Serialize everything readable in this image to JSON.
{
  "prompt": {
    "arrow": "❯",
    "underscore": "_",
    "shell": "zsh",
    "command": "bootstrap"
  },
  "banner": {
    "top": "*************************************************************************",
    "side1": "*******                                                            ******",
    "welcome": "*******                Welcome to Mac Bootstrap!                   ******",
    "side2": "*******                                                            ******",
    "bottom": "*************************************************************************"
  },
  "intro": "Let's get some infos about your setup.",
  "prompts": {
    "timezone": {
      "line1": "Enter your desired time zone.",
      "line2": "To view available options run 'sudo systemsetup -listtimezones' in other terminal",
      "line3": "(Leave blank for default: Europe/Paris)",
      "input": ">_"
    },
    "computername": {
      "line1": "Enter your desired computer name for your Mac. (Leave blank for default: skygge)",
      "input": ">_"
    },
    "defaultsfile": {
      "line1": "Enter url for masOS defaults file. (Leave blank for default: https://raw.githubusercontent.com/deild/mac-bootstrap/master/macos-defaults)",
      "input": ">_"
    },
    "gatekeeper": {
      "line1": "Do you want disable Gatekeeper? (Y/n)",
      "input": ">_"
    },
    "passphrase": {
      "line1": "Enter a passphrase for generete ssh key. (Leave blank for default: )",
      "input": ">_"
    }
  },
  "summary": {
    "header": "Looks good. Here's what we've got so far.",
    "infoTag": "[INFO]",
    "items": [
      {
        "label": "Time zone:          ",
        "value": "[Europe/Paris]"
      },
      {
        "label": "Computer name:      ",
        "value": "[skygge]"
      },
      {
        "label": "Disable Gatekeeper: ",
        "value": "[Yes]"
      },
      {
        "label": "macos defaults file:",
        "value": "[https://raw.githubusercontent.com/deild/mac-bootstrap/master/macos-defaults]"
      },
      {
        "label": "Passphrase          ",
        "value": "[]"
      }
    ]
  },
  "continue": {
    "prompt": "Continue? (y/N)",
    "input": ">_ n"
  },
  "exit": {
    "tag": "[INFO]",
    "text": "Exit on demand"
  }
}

Set exercise » Go through the listing and copy all of it exactly.

Result for this task »
Serialize everything readable in this image to JSON.
{
  "prompt": {
    "arrow": "❯",
    "underscore": "_",
    "shell": "zsh",
    "command": "bootstrap"
  },
  "banner": {
    "top": "*************************************************************************",
    "side1": "*******                                                            ******",
    "welcome": "*******                Welcome to Mac Bootstrap!                   ******",
    "side2": "*******                                                            ******",
    "bottom": "*************************************************************************"
  },
  "intro": "Let's get some infos about your setup.",
  "prompts": {
    "timezone": {
      "line1": "Enter your desired time zone.",
      "line2": "To view available options run 'sudo systemsetup -listtimezones' in other terminal",
      "line3": "(Leave blank for default: Europe/Paris)",
      "input": ">_"
    },
    "computername": {
      "line1": "Enter your desired computer name for your Mac. (Leave blank for default: skygge)",
      "input": ">_"
    },
    "defaultsfile": {
      "line1": "Enter url for masOS defaults file. (Leave blank for default: https://raw.githubusercontent.com/deild/mac-bootstrap/master/macos-defaults)",
      "input": ">_"
    },
    "gatekeeper": {
      "line1": "Do you want disable Gatekeeper? (Y/n)",
      "input": ">_"
    },
    "passphrase": {
      "line1": "Enter a passphrase for generete ssh key. (Leave blank for default: )",
      "input": ">_"
    }
  },
  "summary": {
    "header": "Looks good. Here's what we've got so far.",
    "infoTag": "[INFO]",
    "items": [
      {
        "label": "Time zone:          ",
        "value": "[Europe/Paris]"
      },
      {
        "label": "Computer name:      ",
        "value": "[skygge]"
      },
      {
        "label": "Disable Gatekeeper: ",
        "value": "[Yes]"
      },
      {
        "label": "macos defaults file:",
        "value": "[https://raw.githubusercontent.com/deild/mac-bootstrap/master/macos-defaults]"
      },
      {
        "label": "Passphrase          ",
        "value": "[]"
      }
    ]
  },
  "continue": {
    "prompt": "Continue? (y/N)",
    "input": ">_ n"
  },
  "exit": {
    "tag": "[INFO]",
    "text": "Exit on demand"
  }
}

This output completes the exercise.